§ DIRECTIONS
Convert the stretch of data from the start through the line containing "Give bounding boxes" into a JSON list of strings, one string per line, skipping blank lines and omitting the pictures.

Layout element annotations
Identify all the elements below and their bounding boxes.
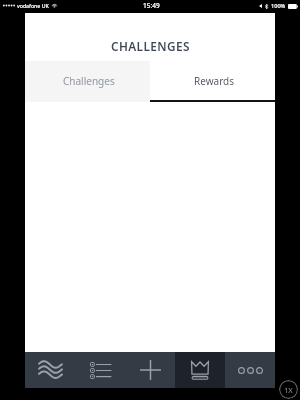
staticText: CHALLENGES [111, 38, 190, 54]
button[interactable]: Rewards [150, 61, 275, 102]
staticText: 1X [284, 385, 293, 395]
button[interactable]: Add [125, 352, 175, 388]
button[interactable]: Waves [25, 352, 75, 388]
staticText: 15:49 [143, 1, 160, 10]
staticText: Challenges [63, 74, 115, 88]
button[interactable]: List [75, 352, 125, 388]
staticText: Rewards [194, 74, 234, 88]
staticText: vodafone UK [17, 2, 49, 9]
staticText: 100% [271, 2, 286, 10]
button[interactable]: Rewards [175, 352, 225, 388]
button[interactable]: Challenges [25, 61, 150, 102]
button[interactable]: More [225, 352, 275, 388]
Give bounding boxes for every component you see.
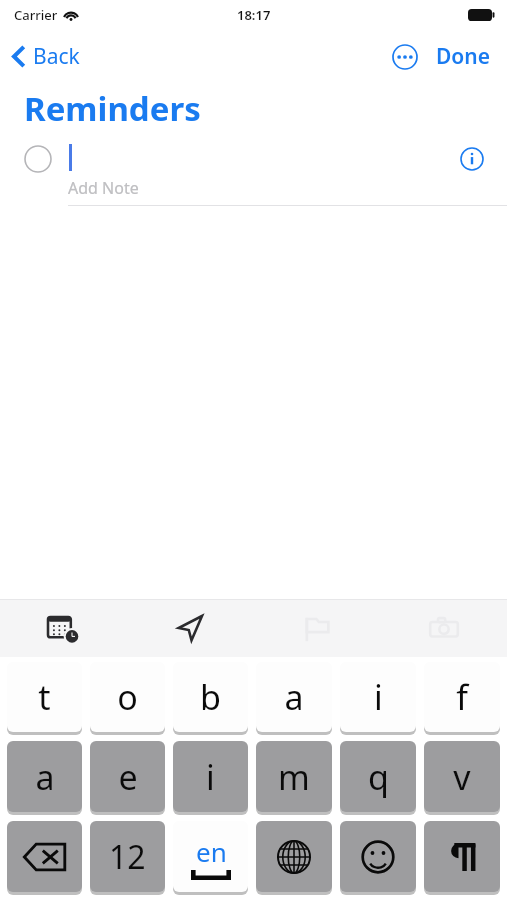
button[interactable]: m — [256, 741, 332, 812]
staticText: 12 — [109, 835, 146, 879]
other: Emoji — [340, 821, 416, 895]
button[interactable]: More options — [386, 38, 424, 76]
staticText: m — [278, 754, 310, 800]
staticText: b — [200, 674, 221, 720]
staticText: Carrier — [14, 6, 58, 24]
staticText: i — [374, 674, 383, 720]
button[interactable] — [7, 821, 82, 892]
staticText: f — [456, 674, 468, 720]
button[interactable]: Remind me at a location — [126, 599, 253, 657]
staticText: Reminders — [24, 86, 201, 131]
staticText: q — [368, 754, 389, 800]
staticText: Back — [33, 42, 80, 71]
staticText: 18:17 — [237, 6, 271, 24]
button[interactable]: Remind me on a day — [0, 599, 126, 657]
button[interactable]: a — [256, 662, 332, 732]
other: Numbers — [90, 821, 165, 895]
button[interactable]: f — [424, 662, 500, 732]
button[interactable]: en — [173, 821, 248, 892]
button[interactable]: a — [7, 741, 82, 812]
button[interactable] — [424, 821, 500, 892]
staticText: e — [118, 754, 138, 800]
staticText: i — [206, 754, 215, 800]
staticText: en — [196, 834, 227, 869]
button[interactable]: i — [340, 662, 416, 732]
button[interactable]: q — [340, 741, 416, 812]
staticText: Done — [436, 42, 491, 71]
button[interactable]: e — [90, 741, 165, 812]
button[interactable]: Back — [0, 36, 90, 77]
button[interactable]: Add Note — [0, 134, 507, 206]
staticText: a — [35, 754, 55, 800]
staticText: t — [38, 674, 51, 720]
staticText: o — [117, 674, 138, 720]
button[interactable] — [340, 821, 416, 892]
button[interactable]: i — [173, 741, 248, 812]
button[interactable]: Details — [457, 144, 487, 174]
button[interactable]: b — [173, 662, 248, 732]
staticText: Add Note — [68, 177, 139, 199]
other: Backspace — [7, 821, 82, 895]
staticText: v — [453, 754, 471, 800]
button[interactable]: 12 — [90, 821, 165, 892]
button[interactable]: o — [90, 662, 165, 732]
other: Next keyboard — [256, 821, 332, 895]
button[interactable]: Done — [432, 36, 495, 77]
button[interactable]: t — [7, 662, 82, 732]
other: Language English — [173, 821, 248, 895]
staticText: a — [284, 674, 304, 720]
other: Paragraph — [424, 821, 500, 895]
button[interactable] — [256, 821, 332, 892]
button[interactable]: v — [424, 741, 500, 812]
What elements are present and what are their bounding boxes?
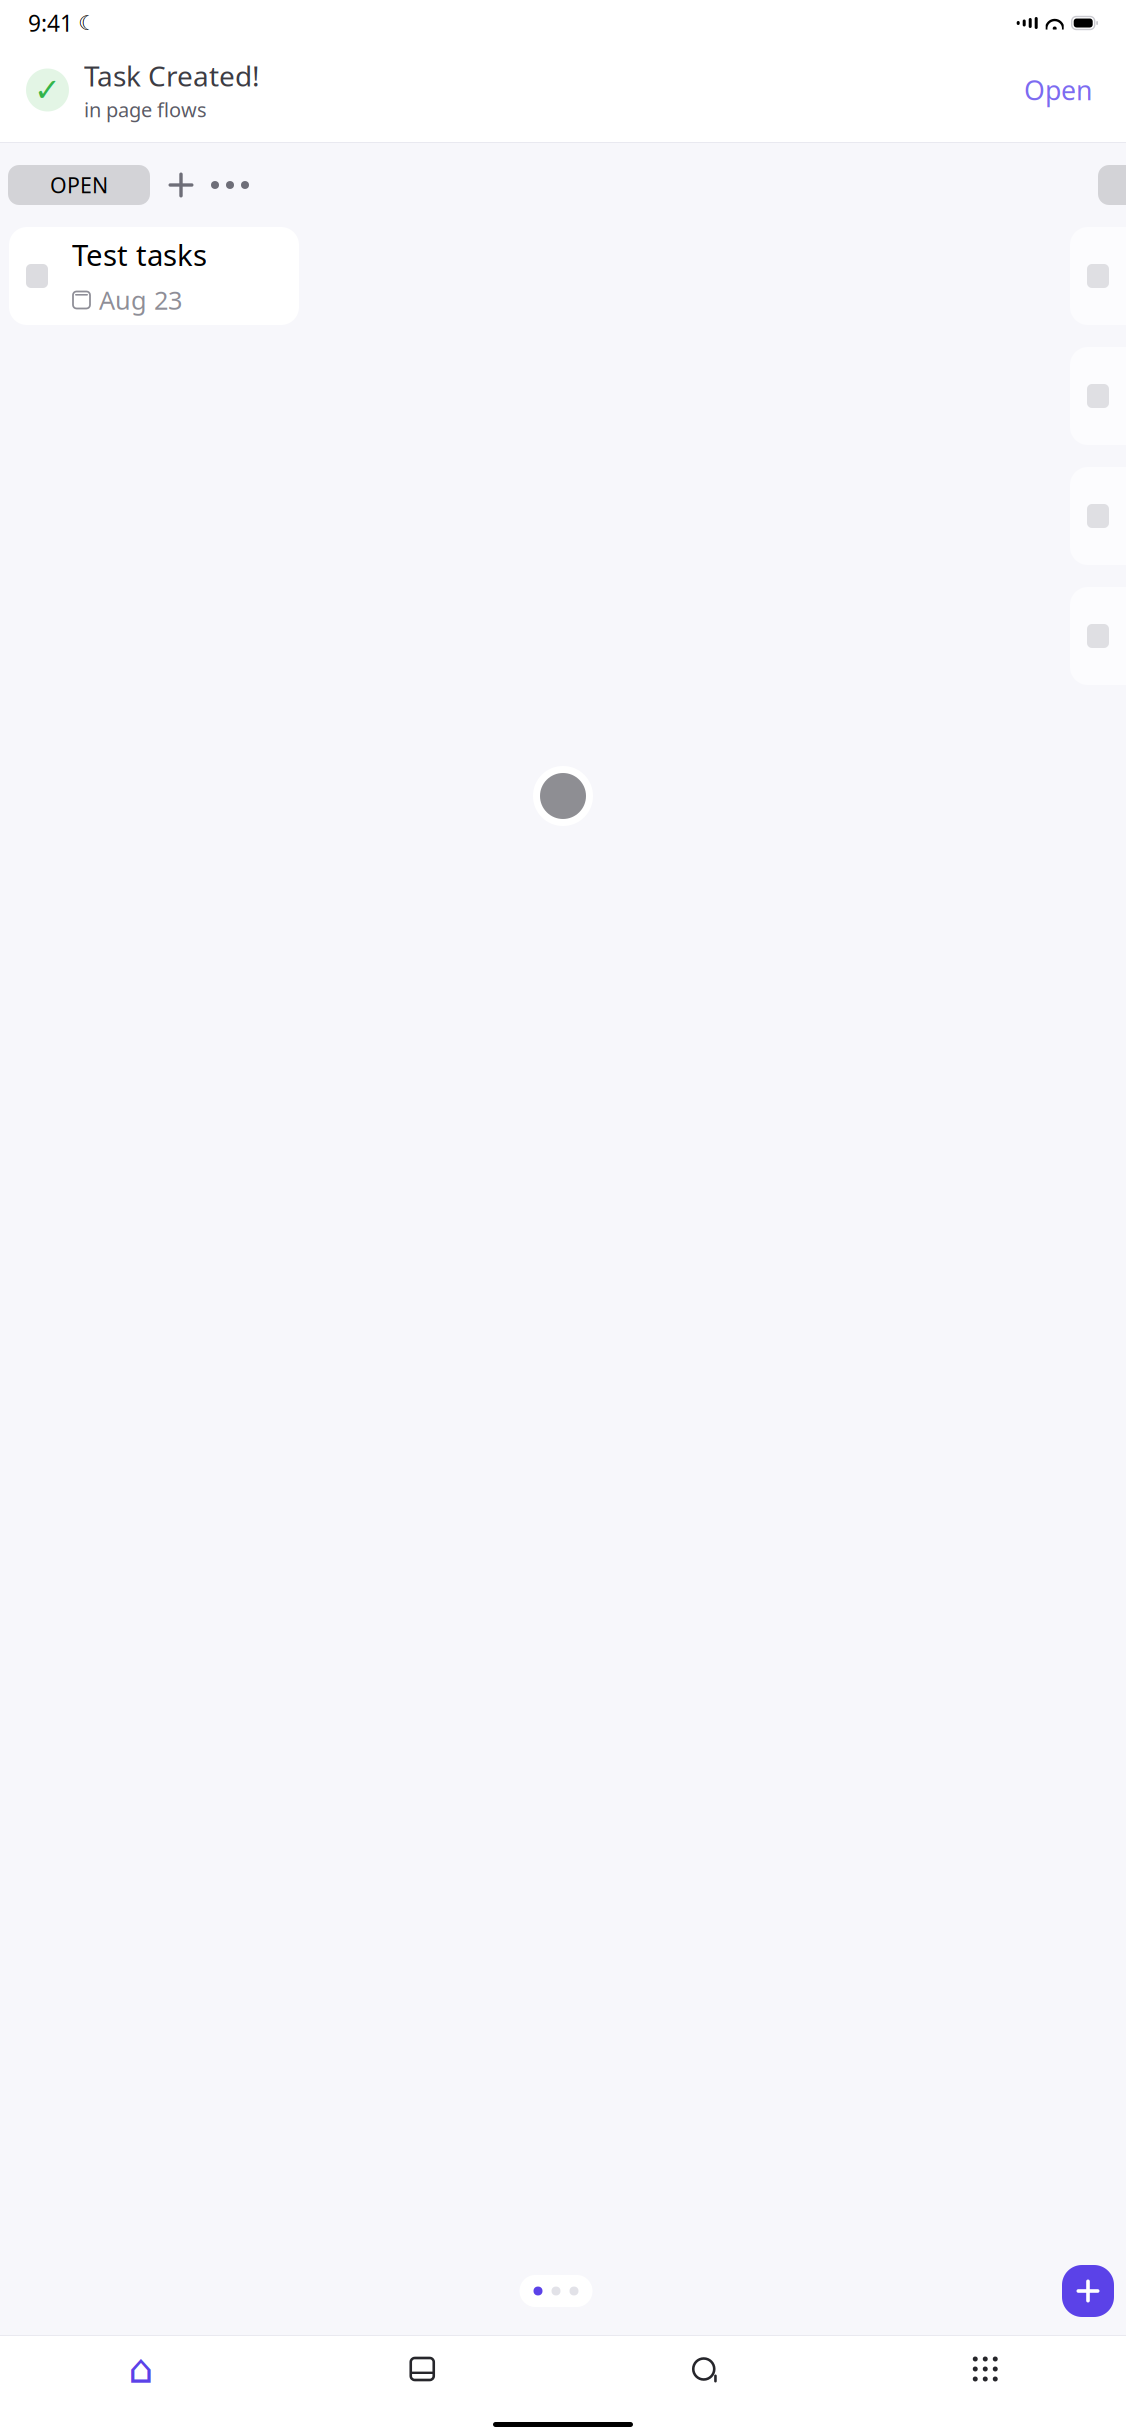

§ RESPONSE
[
  "Identify all the elements below and their bounding boxes.",
  "staticText: CHALLENGES [111, 38, 190, 54]",
  "button[interactable]: Rewards [150, 61, 275, 102]",
  "staticText: 1X [284, 385, 293, 395]",
  "button[interactable]: Add [125, 352, 175, 388]",
  "button[interactable]: Waves [25, 352, 75, 388]",
  "staticText: 15:49 [143, 1, 160, 10]",
  "staticText: Challenges [63, 74, 115, 88]",
  "button[interactable]: List [75, 352, 125, 388]",
  "staticText: Rewards [194, 74, 234, 88]",
  "staticText: vodafone UK [17, 2, 49, 9]",
  "staticText: 100% [271, 2, 286, 10]",
  "button[interactable]: Rewards [175, 352, 225, 388]",
  "button[interactable]: Challenges [25, 61, 150, 102]",
  "button[interactable]: More [225, 352, 275, 388]",
  "Give bounding boxes for every component you see."
]